**GIVEN INSTRUCTION**
Tally the lines that contain "Fractions" and report the total alone.

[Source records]
>>>>

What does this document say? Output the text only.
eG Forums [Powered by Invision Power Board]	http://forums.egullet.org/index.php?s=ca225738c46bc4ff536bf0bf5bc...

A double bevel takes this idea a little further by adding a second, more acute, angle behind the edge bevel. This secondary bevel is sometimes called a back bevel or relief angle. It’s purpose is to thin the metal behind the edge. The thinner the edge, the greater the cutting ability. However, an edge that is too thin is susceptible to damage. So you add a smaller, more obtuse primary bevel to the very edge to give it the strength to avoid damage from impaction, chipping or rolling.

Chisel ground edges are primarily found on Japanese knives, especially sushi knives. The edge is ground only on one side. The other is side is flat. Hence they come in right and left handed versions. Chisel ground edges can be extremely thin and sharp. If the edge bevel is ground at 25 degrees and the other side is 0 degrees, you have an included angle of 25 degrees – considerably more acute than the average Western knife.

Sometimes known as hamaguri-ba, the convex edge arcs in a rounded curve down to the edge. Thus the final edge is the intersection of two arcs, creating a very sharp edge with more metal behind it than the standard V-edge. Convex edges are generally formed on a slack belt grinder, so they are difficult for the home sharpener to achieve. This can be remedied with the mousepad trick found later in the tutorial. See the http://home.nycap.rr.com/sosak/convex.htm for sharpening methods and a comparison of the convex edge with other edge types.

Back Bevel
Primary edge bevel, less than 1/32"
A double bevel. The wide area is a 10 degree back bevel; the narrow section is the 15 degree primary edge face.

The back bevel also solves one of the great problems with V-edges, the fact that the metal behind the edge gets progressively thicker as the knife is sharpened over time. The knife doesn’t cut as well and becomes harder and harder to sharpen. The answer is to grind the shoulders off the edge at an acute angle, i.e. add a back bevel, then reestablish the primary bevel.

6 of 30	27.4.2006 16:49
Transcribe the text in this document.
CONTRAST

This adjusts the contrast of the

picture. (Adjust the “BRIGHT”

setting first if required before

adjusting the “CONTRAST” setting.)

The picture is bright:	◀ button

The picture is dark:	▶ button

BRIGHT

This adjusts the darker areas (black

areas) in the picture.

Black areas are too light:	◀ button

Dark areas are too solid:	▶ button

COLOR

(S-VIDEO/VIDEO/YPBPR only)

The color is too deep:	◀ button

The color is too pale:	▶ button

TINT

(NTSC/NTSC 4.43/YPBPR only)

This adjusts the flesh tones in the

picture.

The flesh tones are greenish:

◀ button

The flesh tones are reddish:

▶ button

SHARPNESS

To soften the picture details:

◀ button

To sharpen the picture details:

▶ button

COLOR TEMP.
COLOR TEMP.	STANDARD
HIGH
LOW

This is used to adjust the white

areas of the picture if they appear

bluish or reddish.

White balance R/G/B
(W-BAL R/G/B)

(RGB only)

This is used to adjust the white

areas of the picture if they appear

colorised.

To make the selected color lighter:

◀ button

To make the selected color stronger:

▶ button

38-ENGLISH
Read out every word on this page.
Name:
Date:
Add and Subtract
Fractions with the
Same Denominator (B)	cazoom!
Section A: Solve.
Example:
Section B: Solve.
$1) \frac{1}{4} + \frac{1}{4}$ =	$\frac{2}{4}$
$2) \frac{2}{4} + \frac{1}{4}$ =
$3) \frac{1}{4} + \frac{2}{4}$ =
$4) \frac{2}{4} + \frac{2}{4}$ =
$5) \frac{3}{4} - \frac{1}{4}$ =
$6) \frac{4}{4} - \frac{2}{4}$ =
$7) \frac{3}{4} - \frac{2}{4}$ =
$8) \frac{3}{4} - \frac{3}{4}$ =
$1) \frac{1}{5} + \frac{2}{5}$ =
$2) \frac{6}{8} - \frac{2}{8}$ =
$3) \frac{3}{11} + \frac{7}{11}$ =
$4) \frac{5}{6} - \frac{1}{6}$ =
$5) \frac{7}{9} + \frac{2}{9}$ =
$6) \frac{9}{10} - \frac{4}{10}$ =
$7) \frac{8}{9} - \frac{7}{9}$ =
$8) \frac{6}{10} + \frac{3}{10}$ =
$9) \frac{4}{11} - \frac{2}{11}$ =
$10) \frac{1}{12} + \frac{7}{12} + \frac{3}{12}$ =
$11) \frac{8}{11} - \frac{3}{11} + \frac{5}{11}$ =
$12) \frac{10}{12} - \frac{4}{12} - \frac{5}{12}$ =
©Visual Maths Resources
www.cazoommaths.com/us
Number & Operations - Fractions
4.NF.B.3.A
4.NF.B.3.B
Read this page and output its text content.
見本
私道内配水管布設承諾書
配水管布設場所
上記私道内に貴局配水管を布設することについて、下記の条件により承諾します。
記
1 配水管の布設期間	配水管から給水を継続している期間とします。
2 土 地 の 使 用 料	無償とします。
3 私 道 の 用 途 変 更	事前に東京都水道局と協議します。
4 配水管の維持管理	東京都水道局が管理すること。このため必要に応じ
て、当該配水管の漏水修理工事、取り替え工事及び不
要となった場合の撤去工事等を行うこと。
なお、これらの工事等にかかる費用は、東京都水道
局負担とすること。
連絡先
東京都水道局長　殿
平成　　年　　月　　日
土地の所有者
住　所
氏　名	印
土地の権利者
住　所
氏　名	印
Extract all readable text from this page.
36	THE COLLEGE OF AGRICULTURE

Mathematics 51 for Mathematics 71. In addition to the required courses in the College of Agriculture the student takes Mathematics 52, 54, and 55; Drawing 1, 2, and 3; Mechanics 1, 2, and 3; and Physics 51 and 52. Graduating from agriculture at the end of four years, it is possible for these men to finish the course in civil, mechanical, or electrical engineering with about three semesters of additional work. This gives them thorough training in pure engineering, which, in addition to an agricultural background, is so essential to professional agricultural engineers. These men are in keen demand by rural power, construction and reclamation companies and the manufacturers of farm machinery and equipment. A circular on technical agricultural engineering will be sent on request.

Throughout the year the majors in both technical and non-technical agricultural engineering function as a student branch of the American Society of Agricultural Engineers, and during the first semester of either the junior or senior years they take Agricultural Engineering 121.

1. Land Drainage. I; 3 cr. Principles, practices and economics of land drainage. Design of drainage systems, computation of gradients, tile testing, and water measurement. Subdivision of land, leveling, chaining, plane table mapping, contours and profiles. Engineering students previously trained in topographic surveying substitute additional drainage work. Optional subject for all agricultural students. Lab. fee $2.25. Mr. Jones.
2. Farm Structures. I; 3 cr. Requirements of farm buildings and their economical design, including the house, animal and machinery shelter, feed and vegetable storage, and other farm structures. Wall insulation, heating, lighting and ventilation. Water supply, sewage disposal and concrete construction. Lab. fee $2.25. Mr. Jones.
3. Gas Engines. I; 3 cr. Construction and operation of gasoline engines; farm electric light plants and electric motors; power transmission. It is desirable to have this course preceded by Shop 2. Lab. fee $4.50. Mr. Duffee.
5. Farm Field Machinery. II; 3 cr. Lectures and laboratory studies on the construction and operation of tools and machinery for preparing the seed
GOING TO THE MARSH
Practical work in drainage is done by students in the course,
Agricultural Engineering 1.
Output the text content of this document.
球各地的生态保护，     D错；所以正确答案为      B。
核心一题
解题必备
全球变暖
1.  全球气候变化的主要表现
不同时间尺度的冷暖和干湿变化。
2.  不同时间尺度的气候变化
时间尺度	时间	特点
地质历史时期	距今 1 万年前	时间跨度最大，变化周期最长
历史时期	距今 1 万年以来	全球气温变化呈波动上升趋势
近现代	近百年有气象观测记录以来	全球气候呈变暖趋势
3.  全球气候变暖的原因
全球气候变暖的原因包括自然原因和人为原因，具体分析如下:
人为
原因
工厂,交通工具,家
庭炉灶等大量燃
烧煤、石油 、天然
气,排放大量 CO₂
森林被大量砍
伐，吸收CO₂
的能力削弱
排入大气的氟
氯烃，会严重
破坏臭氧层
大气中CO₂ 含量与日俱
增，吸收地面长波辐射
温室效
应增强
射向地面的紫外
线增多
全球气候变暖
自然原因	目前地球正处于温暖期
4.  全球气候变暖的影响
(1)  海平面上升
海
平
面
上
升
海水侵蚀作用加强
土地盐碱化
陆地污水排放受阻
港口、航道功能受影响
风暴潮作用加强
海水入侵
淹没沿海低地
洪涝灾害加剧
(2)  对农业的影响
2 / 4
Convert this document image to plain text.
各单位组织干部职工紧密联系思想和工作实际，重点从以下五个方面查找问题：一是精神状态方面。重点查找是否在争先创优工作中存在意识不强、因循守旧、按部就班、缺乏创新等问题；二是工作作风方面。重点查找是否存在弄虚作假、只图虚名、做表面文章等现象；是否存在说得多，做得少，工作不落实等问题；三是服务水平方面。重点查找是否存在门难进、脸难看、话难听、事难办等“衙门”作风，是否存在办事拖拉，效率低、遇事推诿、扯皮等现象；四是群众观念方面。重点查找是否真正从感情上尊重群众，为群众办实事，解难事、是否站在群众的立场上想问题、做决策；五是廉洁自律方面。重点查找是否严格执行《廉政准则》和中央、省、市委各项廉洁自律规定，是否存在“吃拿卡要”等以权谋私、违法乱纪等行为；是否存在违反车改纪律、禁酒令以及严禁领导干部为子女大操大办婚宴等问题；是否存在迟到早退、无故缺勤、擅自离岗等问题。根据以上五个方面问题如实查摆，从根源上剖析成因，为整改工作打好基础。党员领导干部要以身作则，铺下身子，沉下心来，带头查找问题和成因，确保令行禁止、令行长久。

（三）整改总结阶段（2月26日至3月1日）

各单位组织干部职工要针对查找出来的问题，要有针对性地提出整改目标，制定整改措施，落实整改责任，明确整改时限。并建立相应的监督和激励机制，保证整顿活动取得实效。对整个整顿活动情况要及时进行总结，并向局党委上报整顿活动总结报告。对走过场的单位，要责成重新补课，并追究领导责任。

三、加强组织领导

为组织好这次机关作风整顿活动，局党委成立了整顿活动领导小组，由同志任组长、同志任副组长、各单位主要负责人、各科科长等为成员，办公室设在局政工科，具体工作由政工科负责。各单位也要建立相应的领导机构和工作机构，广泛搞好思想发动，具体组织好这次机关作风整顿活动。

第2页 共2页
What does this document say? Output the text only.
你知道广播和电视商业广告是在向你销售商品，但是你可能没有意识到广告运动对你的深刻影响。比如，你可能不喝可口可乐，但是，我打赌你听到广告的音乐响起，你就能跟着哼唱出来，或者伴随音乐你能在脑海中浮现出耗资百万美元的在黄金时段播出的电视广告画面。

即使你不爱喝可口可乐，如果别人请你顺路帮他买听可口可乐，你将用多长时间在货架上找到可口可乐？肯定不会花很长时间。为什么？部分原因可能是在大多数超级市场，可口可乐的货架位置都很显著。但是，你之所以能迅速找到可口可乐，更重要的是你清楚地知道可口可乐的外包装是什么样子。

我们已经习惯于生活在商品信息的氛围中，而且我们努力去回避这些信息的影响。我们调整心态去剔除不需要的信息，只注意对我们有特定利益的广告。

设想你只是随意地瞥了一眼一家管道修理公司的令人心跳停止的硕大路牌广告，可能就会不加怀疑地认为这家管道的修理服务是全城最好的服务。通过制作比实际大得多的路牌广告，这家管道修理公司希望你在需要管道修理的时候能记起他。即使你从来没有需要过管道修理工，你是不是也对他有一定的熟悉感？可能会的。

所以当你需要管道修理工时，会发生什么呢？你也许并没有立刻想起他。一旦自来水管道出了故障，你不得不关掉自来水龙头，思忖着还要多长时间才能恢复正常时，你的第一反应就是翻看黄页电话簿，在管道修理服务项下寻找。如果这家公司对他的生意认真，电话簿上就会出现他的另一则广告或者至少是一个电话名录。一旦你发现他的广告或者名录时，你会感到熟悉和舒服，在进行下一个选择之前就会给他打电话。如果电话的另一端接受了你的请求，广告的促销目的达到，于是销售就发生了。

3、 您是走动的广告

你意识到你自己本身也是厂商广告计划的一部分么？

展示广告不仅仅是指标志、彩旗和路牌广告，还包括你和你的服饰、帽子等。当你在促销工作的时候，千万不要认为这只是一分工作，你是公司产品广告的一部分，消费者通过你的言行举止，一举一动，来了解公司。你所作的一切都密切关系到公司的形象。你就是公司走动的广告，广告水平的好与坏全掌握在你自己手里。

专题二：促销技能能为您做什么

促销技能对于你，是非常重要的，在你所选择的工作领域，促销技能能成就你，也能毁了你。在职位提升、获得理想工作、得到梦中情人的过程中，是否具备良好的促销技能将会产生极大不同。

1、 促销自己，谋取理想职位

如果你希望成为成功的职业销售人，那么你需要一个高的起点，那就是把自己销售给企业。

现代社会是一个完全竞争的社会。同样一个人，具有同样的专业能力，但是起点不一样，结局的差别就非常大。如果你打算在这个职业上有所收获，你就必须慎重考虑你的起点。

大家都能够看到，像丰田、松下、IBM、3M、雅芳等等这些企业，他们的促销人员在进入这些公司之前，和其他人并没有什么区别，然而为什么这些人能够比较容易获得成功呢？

<<<<

**WRITTEN REPLY**
2